Listed entries:
++++++++
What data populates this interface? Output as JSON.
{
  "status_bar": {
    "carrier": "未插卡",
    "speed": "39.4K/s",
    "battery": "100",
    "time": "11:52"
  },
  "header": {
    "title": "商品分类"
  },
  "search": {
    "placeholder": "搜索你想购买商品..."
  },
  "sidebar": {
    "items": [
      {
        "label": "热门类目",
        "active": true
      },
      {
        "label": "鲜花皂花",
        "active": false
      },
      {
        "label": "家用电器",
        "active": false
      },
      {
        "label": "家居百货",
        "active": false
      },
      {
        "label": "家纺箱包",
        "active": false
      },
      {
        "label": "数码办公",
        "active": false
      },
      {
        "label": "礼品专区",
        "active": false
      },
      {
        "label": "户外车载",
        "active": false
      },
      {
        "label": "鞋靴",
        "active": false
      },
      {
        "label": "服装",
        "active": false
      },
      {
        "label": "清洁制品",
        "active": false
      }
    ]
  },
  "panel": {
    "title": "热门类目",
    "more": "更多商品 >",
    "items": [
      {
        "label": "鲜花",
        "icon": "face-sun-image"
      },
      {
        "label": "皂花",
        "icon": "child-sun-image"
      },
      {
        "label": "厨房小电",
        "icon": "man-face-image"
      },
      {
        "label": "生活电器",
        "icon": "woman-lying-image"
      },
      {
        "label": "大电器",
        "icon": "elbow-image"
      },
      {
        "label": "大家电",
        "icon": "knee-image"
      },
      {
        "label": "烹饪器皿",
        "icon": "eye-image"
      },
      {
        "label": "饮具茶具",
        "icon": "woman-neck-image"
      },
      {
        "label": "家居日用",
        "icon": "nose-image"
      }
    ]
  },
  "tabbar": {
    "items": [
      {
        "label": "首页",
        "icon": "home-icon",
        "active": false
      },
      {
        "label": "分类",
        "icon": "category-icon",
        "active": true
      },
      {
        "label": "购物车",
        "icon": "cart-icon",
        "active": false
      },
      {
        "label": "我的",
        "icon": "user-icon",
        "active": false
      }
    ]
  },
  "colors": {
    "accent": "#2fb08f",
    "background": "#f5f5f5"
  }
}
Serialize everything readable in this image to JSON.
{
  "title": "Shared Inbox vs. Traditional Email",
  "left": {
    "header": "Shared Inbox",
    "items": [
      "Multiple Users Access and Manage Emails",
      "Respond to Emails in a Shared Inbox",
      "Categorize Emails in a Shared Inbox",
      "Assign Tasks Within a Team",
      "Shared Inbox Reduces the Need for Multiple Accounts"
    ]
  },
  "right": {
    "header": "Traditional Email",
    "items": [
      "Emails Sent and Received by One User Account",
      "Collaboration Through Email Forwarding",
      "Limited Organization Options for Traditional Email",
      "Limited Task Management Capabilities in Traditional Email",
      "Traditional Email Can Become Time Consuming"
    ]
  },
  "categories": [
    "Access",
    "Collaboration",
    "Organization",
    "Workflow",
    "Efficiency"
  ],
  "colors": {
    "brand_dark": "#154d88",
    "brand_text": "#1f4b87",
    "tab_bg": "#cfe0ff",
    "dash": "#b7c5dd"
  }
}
++++++++
What this task involves: Set down the entries above again, word for word.

The reply:
What data populates this interface? Output as JSON.
{
  "status_bar": {
    "carrier": "未插卡",
    "speed": "39.4K/s",
    "battery": "100",
    "time": "11:52"
  },
  "header": {
    "title": "商品分类"
  },
  "search": {
    "placeholder": "搜索你想购买商品..."
  },
  "sidebar": {
    "items": [
      {
        "label": "热门类目",
        "active": true
      },
      {
        "label": "鲜花皂花",
        "active": false
      },
      {
        "label": "家用电器",
        "active": false
      },
      {
        "label": "家居百货",
        "active": false
      },
      {
        "label": "家纺箱包",
        "active": false
      },
      {
        "label": "数码办公",
        "active": false
      },
      {
        "label": "礼品专区",
        "active": false
      },
      {
        "label": "户外车载",
        "active": false
      },
      {
        "label": "鞋靴",
        "active": false
      },
      {
        "label": "服装",
        "active": false
      },
      {
        "label": "清洁制品",
        "active": false
      }
    ]
  },
  "panel": {
    "title": "热门类目",
    "more": "更多商品 >",
    "items": [
      {
        "label": "鲜花",
        "icon": "face-sun-image"
      },
      {
        "label": "皂花",
        "icon": "child-sun-image"
      },
      {
        "label": "厨房小电",
        "icon": "man-face-image"
      },
      {
        "label": "生活电器",
        "icon": "woman-lying-image"
      },
      {
        "label": "大电器",
        "icon": "elbow-image"
      },
      {
        "label": "大家电",
        "icon": "knee-image"
      },
      {
        "label": "烹饪器皿",
        "icon": "eye-image"
      },
      {
        "label": "饮具茶具",
        "icon": "woman-neck-image"
      },
      {
        "label": "家居日用",
        "icon": "nose-image"
      }
    ]
  },
  "tabbar": {
    "items": [
      {
        "label": "首页",
        "icon": "home-icon",
        "active": false
      },
      {
        "label": "分类",
        "icon": "category-icon",
        "active": true
      },
      {
        "label": "购物车",
        "icon": "cart-icon",
        "active": false
      },
      {
        "label": "我的",
        "icon": "user-icon",
        "active": false
      }
    ]
  },
  "colors": {
    "accent": "#2fb08f",
    "background": "#f5f5f5"
  }
}
Serialize everything readable in this image to JSON.
{
  "title": "Shared Inbox vs. Traditional Email",
  "left": {
    "header": "Shared Inbox",
    "items": [
      "Multiple Users Access and Manage Emails",
      "Respond to Emails in a Shared Inbox",
      "Categorize Emails in a Shared Inbox",
      "Assign Tasks Within a Team",
      "Shared Inbox Reduces the Need for Multiple Accounts"
    ]
  },
  "right": {
    "header": "Traditional Email",
    "items": [
      "Emails Sent and Received by One User Account",
      "Collaboration Through Email Forwarding",
      "Limited Organization Options for Traditional Email",
      "Limited Task Management Capabilities in Traditional Email",
      "Traditional Email Can Become Time Consuming"
    ]
  },
  "categories": [
    "Access",
    "Collaboration",
    "Organization",
    "Workflow",
    "Efficiency"
  ],
  "colors": {
    "brand_dark": "#154d88",
    "brand_text": "#1f4b87",
    "tab_bg": "#cfe0ff",
    "dash": "#b7c5dd"
  }
}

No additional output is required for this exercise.